_GIVEN EXERCISE_:
Work through the data below line by line and say how many lines hold "objętość"; give only the number.

_RECORDS SUPPLIED_:
****

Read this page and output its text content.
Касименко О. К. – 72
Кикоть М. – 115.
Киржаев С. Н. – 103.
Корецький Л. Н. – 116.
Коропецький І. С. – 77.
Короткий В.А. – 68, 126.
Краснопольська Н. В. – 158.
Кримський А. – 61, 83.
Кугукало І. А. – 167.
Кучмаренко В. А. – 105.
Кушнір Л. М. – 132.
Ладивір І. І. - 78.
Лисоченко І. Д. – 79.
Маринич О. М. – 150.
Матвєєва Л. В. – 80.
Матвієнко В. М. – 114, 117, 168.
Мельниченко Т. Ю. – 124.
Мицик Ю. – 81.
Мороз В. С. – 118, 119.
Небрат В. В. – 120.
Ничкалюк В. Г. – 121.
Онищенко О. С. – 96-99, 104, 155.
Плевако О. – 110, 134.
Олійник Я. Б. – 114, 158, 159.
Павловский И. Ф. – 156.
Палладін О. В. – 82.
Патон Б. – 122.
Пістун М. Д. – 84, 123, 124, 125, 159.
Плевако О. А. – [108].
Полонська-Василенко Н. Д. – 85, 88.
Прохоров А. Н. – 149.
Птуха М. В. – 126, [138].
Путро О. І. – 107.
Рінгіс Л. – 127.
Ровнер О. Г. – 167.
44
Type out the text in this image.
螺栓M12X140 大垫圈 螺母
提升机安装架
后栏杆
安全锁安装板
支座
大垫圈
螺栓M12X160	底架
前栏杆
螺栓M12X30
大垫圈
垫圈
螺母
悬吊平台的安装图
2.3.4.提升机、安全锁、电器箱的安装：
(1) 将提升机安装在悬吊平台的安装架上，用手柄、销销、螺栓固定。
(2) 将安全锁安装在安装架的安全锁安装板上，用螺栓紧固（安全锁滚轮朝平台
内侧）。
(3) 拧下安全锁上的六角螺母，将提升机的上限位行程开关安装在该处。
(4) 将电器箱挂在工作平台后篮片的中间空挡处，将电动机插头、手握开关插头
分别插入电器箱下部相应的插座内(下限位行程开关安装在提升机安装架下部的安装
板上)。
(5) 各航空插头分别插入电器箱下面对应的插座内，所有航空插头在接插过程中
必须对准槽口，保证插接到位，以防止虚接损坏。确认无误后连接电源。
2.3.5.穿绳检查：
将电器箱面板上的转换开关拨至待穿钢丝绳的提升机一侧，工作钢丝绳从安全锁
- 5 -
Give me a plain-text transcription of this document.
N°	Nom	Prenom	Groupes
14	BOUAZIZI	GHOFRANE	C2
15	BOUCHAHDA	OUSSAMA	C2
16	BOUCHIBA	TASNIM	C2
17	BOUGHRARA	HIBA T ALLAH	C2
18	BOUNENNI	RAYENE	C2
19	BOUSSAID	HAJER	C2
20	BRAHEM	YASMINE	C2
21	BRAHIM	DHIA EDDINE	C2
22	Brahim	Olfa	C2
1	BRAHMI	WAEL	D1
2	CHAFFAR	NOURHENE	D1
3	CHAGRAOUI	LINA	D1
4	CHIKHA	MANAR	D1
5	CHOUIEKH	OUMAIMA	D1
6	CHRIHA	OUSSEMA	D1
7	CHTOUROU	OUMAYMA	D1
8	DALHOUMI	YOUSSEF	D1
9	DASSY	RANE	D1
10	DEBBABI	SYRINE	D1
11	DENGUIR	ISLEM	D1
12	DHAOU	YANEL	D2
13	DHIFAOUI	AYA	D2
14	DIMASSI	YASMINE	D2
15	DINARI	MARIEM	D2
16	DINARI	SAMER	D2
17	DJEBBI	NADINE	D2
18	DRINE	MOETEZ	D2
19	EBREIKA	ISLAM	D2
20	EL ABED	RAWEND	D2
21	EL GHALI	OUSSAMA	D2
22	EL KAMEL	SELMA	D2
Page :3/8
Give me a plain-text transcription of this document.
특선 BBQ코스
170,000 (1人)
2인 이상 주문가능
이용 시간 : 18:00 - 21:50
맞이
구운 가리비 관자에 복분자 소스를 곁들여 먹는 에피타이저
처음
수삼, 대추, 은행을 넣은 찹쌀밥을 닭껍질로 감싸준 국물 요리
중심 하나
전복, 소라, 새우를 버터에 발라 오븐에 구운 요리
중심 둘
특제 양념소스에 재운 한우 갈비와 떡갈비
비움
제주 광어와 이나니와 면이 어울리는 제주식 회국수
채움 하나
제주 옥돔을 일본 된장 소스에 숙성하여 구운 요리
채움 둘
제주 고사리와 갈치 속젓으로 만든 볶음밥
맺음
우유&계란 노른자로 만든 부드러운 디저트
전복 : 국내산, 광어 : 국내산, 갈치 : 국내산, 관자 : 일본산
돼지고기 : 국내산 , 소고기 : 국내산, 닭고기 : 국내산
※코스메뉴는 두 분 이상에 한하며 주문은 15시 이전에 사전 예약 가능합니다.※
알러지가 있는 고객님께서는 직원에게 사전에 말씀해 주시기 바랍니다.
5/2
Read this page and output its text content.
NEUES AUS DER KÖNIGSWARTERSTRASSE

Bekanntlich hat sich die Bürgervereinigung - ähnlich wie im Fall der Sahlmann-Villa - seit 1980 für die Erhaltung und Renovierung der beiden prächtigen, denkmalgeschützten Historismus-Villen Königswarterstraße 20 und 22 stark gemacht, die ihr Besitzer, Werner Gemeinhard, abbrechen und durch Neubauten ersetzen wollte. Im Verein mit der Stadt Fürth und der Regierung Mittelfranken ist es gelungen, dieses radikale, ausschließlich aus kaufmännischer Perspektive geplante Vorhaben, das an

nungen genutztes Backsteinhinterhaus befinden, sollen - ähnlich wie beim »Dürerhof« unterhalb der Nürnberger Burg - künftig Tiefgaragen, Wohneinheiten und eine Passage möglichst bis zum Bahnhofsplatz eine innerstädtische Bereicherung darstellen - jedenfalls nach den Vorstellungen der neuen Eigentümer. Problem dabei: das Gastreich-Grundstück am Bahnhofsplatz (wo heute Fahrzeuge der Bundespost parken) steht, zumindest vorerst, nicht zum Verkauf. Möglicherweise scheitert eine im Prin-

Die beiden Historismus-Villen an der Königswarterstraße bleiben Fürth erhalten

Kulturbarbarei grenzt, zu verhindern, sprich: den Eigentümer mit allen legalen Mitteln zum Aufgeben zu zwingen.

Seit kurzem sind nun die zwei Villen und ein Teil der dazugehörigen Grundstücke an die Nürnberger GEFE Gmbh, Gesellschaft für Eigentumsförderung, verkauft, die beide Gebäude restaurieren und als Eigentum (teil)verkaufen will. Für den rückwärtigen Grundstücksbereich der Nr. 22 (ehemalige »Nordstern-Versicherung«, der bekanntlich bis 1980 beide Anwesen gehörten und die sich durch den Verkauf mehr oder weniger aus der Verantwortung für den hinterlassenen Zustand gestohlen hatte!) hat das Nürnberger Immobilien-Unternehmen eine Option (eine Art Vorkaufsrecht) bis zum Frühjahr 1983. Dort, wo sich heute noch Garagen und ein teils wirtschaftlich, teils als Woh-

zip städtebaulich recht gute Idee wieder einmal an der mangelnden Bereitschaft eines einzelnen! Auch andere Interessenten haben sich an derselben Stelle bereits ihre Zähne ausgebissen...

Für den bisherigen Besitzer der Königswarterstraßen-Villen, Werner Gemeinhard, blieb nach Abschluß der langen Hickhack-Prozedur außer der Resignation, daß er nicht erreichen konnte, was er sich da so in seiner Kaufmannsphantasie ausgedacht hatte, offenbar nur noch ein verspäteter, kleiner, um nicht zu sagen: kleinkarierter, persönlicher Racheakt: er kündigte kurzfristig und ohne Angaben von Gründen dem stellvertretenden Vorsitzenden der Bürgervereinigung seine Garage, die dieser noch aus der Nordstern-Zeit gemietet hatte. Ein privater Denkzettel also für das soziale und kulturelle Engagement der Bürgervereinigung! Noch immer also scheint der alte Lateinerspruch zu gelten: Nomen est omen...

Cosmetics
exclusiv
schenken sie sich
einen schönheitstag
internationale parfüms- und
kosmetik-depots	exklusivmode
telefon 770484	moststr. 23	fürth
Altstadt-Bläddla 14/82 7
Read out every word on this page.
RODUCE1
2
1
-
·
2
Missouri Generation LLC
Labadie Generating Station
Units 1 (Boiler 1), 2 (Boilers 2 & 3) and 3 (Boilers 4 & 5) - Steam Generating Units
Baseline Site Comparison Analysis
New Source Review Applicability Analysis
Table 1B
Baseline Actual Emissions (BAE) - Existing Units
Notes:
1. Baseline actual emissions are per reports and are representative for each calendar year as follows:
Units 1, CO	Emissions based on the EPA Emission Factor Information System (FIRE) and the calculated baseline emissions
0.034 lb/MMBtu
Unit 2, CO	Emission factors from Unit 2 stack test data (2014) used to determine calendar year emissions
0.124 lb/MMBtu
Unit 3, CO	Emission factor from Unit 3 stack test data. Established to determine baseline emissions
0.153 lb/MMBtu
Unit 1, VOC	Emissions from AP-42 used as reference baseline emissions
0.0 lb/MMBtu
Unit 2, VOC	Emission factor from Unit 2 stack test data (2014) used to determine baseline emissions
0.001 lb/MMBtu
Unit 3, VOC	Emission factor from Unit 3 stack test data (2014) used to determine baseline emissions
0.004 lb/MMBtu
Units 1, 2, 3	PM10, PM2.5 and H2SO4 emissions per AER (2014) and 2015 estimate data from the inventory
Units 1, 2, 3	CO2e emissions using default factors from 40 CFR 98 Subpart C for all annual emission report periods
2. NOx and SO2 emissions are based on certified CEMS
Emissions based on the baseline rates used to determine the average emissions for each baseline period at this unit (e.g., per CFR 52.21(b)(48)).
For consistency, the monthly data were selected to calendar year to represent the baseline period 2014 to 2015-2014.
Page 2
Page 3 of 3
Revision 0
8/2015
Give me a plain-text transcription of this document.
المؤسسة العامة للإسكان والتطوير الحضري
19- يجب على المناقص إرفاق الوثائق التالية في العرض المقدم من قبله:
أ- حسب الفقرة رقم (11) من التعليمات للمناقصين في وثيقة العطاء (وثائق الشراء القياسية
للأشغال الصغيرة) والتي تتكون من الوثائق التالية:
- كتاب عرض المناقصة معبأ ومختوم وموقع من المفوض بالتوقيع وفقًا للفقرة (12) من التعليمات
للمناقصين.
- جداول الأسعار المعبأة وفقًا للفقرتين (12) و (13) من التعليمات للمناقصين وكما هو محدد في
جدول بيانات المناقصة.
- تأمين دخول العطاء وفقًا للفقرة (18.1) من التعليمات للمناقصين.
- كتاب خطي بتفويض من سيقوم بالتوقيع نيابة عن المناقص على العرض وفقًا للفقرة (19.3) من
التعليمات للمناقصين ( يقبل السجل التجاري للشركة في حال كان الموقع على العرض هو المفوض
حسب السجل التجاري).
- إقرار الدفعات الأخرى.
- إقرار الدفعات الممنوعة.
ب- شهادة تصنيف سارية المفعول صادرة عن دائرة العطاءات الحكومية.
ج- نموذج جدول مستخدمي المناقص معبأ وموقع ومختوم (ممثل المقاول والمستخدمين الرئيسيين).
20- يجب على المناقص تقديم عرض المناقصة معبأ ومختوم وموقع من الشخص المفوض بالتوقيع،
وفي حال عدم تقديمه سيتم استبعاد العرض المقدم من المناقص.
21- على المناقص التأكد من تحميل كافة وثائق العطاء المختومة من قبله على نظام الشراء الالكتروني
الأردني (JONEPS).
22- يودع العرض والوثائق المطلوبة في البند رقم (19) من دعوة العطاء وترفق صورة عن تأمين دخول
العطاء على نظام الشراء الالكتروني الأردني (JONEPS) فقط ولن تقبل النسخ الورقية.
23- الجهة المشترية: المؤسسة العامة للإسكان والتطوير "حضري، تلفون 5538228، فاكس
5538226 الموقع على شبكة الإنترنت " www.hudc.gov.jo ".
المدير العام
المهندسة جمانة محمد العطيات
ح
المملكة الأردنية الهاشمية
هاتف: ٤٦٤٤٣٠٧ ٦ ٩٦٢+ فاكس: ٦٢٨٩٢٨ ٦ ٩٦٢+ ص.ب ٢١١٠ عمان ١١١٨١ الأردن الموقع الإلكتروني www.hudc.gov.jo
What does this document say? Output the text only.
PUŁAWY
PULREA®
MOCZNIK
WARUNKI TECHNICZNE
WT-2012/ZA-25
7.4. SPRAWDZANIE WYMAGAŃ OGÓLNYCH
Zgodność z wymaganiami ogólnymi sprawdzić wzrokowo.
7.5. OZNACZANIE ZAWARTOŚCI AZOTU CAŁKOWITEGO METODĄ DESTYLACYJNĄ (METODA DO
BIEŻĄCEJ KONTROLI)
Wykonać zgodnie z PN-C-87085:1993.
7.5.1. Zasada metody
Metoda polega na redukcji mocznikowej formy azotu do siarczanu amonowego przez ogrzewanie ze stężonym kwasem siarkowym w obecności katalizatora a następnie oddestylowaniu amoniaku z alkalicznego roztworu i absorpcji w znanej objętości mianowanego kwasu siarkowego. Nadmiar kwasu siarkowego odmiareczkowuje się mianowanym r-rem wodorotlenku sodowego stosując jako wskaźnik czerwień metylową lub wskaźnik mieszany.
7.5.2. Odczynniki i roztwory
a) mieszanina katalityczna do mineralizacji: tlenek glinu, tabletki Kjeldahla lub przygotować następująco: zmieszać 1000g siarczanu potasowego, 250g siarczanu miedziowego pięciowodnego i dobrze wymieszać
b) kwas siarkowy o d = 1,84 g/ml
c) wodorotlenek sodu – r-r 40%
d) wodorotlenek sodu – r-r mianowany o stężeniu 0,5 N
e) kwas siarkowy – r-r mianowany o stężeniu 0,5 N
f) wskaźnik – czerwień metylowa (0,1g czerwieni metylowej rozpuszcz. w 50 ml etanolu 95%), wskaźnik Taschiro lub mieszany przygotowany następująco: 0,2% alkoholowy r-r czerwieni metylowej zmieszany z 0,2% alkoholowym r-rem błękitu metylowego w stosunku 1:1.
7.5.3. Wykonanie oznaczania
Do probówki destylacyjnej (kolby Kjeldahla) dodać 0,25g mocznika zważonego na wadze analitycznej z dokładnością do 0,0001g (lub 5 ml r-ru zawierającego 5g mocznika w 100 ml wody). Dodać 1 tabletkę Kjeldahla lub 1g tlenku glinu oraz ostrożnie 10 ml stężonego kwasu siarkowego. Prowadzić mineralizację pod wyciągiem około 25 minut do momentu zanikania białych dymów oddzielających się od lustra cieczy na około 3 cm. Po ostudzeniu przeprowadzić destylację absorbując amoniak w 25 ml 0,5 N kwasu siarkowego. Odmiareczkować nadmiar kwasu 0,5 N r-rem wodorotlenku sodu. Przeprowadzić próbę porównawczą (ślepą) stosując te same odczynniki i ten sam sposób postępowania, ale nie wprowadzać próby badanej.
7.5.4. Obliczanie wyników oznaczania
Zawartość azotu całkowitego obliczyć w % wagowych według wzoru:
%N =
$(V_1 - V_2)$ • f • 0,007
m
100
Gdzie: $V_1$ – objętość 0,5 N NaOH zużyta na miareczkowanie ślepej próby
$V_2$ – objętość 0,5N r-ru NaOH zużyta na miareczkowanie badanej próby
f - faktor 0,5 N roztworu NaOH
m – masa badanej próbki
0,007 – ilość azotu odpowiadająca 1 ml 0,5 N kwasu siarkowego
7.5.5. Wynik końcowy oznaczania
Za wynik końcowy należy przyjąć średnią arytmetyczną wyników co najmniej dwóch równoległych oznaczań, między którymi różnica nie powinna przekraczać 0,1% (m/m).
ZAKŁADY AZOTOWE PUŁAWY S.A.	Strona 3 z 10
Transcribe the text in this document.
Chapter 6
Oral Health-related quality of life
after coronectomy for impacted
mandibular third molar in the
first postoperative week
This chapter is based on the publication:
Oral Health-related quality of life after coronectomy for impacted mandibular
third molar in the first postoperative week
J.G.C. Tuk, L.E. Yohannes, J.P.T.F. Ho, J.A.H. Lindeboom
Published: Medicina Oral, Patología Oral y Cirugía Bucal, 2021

****

_RESULT BELOW_:
2